**Given instruction**
Retype everything in the listing, leaving each line exactly as it is.

**Information provided**
[Start]

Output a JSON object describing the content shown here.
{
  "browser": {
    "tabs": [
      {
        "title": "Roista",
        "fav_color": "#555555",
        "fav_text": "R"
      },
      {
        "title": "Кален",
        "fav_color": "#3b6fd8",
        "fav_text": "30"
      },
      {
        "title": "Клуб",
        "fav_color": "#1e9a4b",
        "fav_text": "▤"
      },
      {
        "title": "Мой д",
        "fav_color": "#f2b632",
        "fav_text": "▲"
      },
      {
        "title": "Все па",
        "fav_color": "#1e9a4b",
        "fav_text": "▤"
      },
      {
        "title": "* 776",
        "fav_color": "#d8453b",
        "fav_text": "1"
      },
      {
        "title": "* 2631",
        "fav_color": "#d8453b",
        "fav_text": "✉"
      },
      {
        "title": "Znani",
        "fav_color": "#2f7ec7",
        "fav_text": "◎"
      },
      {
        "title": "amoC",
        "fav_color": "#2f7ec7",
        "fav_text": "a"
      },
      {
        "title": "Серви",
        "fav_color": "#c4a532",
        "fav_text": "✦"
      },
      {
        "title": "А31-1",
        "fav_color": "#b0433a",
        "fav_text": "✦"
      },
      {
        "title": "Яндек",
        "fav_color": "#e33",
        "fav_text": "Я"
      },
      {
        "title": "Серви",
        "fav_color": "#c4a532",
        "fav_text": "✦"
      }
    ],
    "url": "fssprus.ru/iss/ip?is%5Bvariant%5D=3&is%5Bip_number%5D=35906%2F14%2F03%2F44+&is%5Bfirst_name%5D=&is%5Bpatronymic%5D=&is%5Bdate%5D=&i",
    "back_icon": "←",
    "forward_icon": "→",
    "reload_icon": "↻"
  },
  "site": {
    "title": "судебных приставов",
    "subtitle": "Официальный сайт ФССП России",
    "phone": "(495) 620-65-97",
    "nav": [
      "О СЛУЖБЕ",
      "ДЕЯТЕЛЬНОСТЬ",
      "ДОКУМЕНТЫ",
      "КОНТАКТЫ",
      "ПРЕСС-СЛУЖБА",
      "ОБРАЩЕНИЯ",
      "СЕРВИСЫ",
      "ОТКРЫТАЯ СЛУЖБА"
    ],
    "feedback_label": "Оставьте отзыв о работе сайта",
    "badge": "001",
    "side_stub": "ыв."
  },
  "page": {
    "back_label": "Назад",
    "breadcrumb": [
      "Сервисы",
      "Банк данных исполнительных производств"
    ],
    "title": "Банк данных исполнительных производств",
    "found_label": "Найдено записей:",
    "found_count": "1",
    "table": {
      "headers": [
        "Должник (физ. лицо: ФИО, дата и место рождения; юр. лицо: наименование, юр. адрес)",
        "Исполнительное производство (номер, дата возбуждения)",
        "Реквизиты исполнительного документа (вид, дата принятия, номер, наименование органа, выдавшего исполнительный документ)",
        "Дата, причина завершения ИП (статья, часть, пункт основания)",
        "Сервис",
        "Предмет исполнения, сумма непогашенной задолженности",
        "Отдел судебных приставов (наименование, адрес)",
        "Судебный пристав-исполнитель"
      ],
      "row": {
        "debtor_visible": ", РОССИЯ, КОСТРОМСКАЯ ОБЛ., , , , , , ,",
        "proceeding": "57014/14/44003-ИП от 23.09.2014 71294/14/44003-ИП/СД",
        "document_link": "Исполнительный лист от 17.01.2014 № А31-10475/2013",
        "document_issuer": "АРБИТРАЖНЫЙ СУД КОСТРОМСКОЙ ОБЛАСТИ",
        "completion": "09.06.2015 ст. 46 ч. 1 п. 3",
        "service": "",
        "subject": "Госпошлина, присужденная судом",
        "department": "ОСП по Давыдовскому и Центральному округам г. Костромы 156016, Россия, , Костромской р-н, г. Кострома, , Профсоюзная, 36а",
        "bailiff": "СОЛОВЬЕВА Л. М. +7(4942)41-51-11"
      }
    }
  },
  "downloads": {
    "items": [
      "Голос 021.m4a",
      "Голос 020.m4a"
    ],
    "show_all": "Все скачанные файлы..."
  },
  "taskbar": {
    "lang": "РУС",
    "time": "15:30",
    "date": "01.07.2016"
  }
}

[End]

**Written answer**
Output a JSON object describing the content shown here.
{
  "browser": {
    "tabs": [
      {
        "title": "Roista",
        "fav_color": "#555555",
        "fav_text": "R"
      },
      {
        "title": "Кален",
        "fav_color": "#3b6fd8",
        "fav_text": "30"
      },
      {
        "title": "Клуб",
        "fav_color": "#1e9a4b",
        "fav_text": "▤"
      },
      {
        "title": "Мой д",
        "fav_color": "#f2b632",
        "fav_text": "▲"
      },
      {
        "title": "Все па",
        "fav_color": "#1e9a4b",
        "fav_text": "▤"
      },
      {
        "title": "* 776",
        "fav_color": "#d8453b",
        "fav_text": "1"
      },
      {
        "title": "* 2631",
        "fav_color": "#d8453b",
        "fav_text": "✉"
      },
      {
        "title": "Znani",
        "fav_color": "#2f7ec7",
        "fav_text": "◎"
      },
      {
        "title": "amoC",
        "fav_color": "#2f7ec7",
        "fav_text": "a"
      },
      {
        "title": "Серви",
        "fav_color": "#c4a532",
        "fav_text": "✦"
      },
      {
        "title": "А31-1",
        "fav_color": "#b0433a",
        "fav_text": "✦"
      },
      {
        "title": "Яндек",
        "fav_color": "#e33",
        "fav_text": "Я"
      },
      {
        "title": "Серви",
        "fav_color": "#c4a532",
        "fav_text": "✦"
      }
    ],
    "url": "fssprus.ru/iss/ip?is%5Bvariant%5D=3&is%5Bip_number%5D=35906%2F14%2F03%2F44+&is%5Bfirst_name%5D=&is%5Bpatronymic%5D=&is%5Bdate%5D=&i",
    "back_icon": "←",
    "forward_icon": "→",
    "reload_icon": "↻"
  },
  "site": {
    "title": "судебных приставов",
    "subtitle": "Официальный сайт ФССП России",
    "phone": "(495) 620-65-97",
    "nav": [
      "О СЛУЖБЕ",
      "ДЕЯТЕЛЬНОСТЬ",
      "ДОКУМЕНТЫ",
      "КОНТАКТЫ",
      "ПРЕСС-СЛУЖБА",
      "ОБРАЩЕНИЯ",
      "СЕРВИСЫ",
      "ОТКРЫТАЯ СЛУЖБА"
    ],
    "feedback_label": "Оставьте отзыв о работе сайта",
    "badge": "001",
    "side_stub": "ыв."
  },
  "page": {
    "back_label": "Назад",
    "breadcrumb": [
      "Сервисы",
      "Банк данных исполнительных производств"
    ],
    "title": "Банк данных исполнительных производств",
    "found_label": "Найдено записей:",
    "found_count": "1",
    "table": {
      "headers": [
        "Должник (физ. лицо: ФИО, дата и место рождения; юр. лицо: наименование, юр. адрес)",
        "Исполнительное производство (номер, дата возбуждения)",
        "Реквизиты исполнительного документа (вид, дата принятия, номер, наименование органа, выдавшего исполнительный документ)",
        "Дата, причина завершения ИП (статья, часть, пункт основания)",
        "Сервис",
        "Предмет исполнения, сумма непогашенной задолженности",
        "Отдел судебных приставов (наименование, адрес)",
        "Судебный пристав-исполнитель"
      ],
      "row": {
        "debtor_visible": ", РОССИЯ, КОСТРОМСКАЯ ОБЛ., , , , , , ,",
        "proceeding": "57014/14/44003-ИП от 23.09.2014 71294/14/44003-ИП/СД",
        "document_link": "Исполнительный лист от 17.01.2014 № А31-10475/2013",
        "document_issuer": "АРБИТРАЖНЫЙ СУД КОСТРОМСКОЙ ОБЛАСТИ",
        "completion": "09.06.2015 ст. 46 ч. 1 п. 3",
        "service": "",
        "subject": "Госпошлина, присужденная судом",
        "department": "ОСП по Давыдовскому и Центральному округам г. Костромы 156016, Россия, , Костромской р-н, г. Кострома, , Профсоюзная, 36а",
        "bailiff": "СОЛОВЬЕВА Л. М. +7(4942)41-51-11"
      }
    }
  },
  "downloads": {
    "items": [
      "Голос 021.m4a",
      "Голос 020.m4a"
    ],
    "show_all": "Все скачанные файлы..."
  },
  "taskbar": {
    "lang": "РУС",
    "time": "15:30",
    "date": "01.07.2016"
  }
}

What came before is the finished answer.